Task ▸ Your answer must be an exact copy of all the entries.

Data supplied ▸
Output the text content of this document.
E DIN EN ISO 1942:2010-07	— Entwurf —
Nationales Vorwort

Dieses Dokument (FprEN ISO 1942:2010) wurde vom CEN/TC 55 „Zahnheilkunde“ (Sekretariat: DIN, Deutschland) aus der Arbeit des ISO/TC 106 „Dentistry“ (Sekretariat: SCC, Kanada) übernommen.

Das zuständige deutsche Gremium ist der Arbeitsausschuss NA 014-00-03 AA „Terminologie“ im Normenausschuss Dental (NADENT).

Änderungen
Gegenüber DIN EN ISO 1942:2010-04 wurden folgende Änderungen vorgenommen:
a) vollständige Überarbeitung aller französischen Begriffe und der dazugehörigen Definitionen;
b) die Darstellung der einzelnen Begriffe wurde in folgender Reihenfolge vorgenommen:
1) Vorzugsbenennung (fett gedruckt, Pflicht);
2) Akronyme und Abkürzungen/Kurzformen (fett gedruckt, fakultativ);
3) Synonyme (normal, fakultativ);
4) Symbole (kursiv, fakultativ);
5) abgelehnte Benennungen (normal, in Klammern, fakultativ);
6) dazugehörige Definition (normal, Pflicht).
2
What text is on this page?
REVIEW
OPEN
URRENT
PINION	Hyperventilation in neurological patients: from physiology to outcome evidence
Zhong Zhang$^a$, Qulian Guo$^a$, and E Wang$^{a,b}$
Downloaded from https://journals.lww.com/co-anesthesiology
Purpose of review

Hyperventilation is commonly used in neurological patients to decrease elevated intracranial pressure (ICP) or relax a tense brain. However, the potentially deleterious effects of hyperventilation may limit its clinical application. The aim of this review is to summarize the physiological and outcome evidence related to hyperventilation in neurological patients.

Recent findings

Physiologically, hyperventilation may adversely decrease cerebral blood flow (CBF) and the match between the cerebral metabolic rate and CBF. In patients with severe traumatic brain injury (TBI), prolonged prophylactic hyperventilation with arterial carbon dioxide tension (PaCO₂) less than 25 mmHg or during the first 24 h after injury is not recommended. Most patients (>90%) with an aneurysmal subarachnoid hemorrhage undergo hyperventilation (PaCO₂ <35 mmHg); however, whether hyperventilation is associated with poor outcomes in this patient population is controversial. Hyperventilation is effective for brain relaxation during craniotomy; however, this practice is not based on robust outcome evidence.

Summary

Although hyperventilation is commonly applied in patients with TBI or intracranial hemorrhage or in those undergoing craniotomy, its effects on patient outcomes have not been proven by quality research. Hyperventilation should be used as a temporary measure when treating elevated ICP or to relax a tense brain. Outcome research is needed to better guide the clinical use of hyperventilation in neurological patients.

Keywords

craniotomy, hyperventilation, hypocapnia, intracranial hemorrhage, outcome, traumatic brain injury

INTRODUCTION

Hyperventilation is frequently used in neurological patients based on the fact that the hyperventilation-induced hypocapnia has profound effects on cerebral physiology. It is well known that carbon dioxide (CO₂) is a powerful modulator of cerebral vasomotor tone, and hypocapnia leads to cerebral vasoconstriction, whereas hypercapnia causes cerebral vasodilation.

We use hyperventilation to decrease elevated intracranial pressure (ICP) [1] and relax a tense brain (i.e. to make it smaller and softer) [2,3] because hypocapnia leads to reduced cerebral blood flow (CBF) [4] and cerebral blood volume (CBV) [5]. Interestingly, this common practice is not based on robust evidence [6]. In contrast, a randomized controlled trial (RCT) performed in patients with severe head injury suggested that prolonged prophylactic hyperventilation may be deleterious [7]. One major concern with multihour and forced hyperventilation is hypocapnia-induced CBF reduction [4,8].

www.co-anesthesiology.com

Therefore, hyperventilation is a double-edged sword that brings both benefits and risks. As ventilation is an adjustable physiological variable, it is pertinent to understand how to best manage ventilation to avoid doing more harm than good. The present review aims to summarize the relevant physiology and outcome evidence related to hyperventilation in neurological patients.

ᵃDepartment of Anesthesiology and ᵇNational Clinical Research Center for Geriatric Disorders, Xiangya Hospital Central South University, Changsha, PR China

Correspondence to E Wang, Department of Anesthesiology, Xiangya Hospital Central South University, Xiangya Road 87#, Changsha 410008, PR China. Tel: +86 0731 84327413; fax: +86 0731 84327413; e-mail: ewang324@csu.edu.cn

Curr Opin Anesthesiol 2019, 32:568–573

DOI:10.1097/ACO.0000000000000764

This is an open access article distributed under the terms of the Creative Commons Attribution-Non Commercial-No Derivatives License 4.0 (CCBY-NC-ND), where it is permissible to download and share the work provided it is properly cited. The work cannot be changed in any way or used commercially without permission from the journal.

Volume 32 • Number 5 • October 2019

Written reply ▸
Output the text content of this document.
E DIN EN ISO 1942:2010-07	— Entwurf —
Nationales Vorwort

Dieses Dokument (FprEN ISO 1942:2010) wurde vom CEN/TC 55 „Zahnheilkunde“ (Sekretariat: DIN, Deutschland) aus der Arbeit des ISO/TC 106 „Dentistry“ (Sekretariat: SCC, Kanada) übernommen.

Das zuständige deutsche Gremium ist der Arbeitsausschuss NA 014-00-03 AA „Terminologie“ im Normenausschuss Dental (NADENT).

Änderungen
Gegenüber DIN EN ISO 1942:2010-04 wurden folgende Änderungen vorgenommen:
a) vollständige Überarbeitung aller französischen Begriffe und der dazugehörigen Definitionen;
b) die Darstellung der einzelnen Begriffe wurde in folgender Reihenfolge vorgenommen:
1) Vorzugsbenennung (fett gedruckt, Pflicht);
2) Akronyme und Abkürzungen/Kurzformen (fett gedruckt, fakultativ);
3) Synonyme (normal, fakultativ);
4) Symbole (kursiv, fakultativ);
5) abgelehnte Benennungen (normal, in Klammern, fakultativ);
6) dazugehörige Definition (normal, Pflicht).
2
What text is on this page?
REVIEW
OPEN
URRENT
PINION	Hyperventilation in neurological patients: from physiology to outcome evidence
Zhong Zhang$^a$, Qulian Guo$^a$, and E Wang$^{a,b}$
Downloaded from https://journals.lww.com/co-anesthesiology
Purpose of review

Hyperventilation is commonly used in neurological patients to decrease elevated intracranial pressure (ICP) or relax a tense brain. However, the potentially deleterious effects of hyperventilation may limit its clinical application. The aim of this review is to summarize the physiological and outcome evidence related to hyperventilation in neurological patients.

Recent findings

Physiologically, hyperventilation may adversely decrease cerebral blood flow (CBF) and the match between the cerebral metabolic rate and CBF. In patients with severe traumatic brain injury (TBI), prolonged prophylactic hyperventilation with arterial carbon dioxide tension (PaCO₂) less than 25 mmHg or during the first 24 h after injury is not recommended. Most patients (>90%) with an aneurysmal subarachnoid hemorrhage undergo hyperventilation (PaCO₂ <35 mmHg); however, whether hyperventilation is associated with poor outcomes in this patient population is controversial. Hyperventilation is effective for brain relaxation during craniotomy; however, this practice is not based on robust outcome evidence.

Summary

Although hyperventilation is commonly applied in patients with TBI or intracranial hemorrhage or in those undergoing craniotomy, its effects on patient outcomes have not been proven by quality research. Hyperventilation should be used as a temporary measure when treating elevated ICP or to relax a tense brain. Outcome research is needed to better guide the clinical use of hyperventilation in neurological patients.

Keywords

craniotomy, hyperventilation, hypocapnia, intracranial hemorrhage, outcome, traumatic brain injury

INTRODUCTION

Hyperventilation is frequently used in neurological patients based on the fact that the hyperventilation-induced hypocapnia has profound effects on cerebral physiology. It is well known that carbon dioxide (CO₂) is a powerful modulator of cerebral vasomotor tone, and hypocapnia leads to cerebral vasoconstriction, whereas hypercapnia causes cerebral vasodilation.

We use hyperventilation to decrease elevated intracranial pressure (ICP) [1] and relax a tense brain (i.e. to make it smaller and softer) [2,3] because hypocapnia leads to reduced cerebral blood flow (CBF) [4] and cerebral blood volume (CBV) [5]. Interestingly, this common practice is not based on robust evidence [6]. In contrast, a randomized controlled trial (RCT) performed in patients with severe head injury suggested that prolonged prophylactic hyperventilation may be deleterious [7]. One major concern with multihour and forced hyperventilation is hypocapnia-induced CBF reduction [4,8].

www.co-anesthesiology.com

Therefore, hyperventilation is a double-edged sword that brings both benefits and risks. As ventilation is an adjustable physiological variable, it is pertinent to understand how to best manage ventilation to avoid doing more harm than good. The present review aims to summarize the relevant physiology and outcome evidence related to hyperventilation in neurological patients.

ᵃDepartment of Anesthesiology and ᵇNational Clinical Research Center for Geriatric Disorders, Xiangya Hospital Central South University, Changsha, PR China

Correspondence to E Wang, Department of Anesthesiology, Xiangya Hospital Central South University, Xiangya Road 87#, Changsha 410008, PR China. Tel: +86 0731 84327413; fax: +86 0731 84327413; e-mail: ewang324@csu.edu.cn

Curr Opin Anesthesiol 2019, 32:568–573

DOI:10.1097/ACO.0000000000000764

This is an open access article distributed under the terms of the Creative Commons Attribution-Non Commercial-No Derivatives License 4.0 (CCBY-NC-ND), where it is permissible to download and share the work provided it is properly cited. The work cannot be changed in any way or used commercially without permission from the journal.

Volume 32 • Number 5 • October 2019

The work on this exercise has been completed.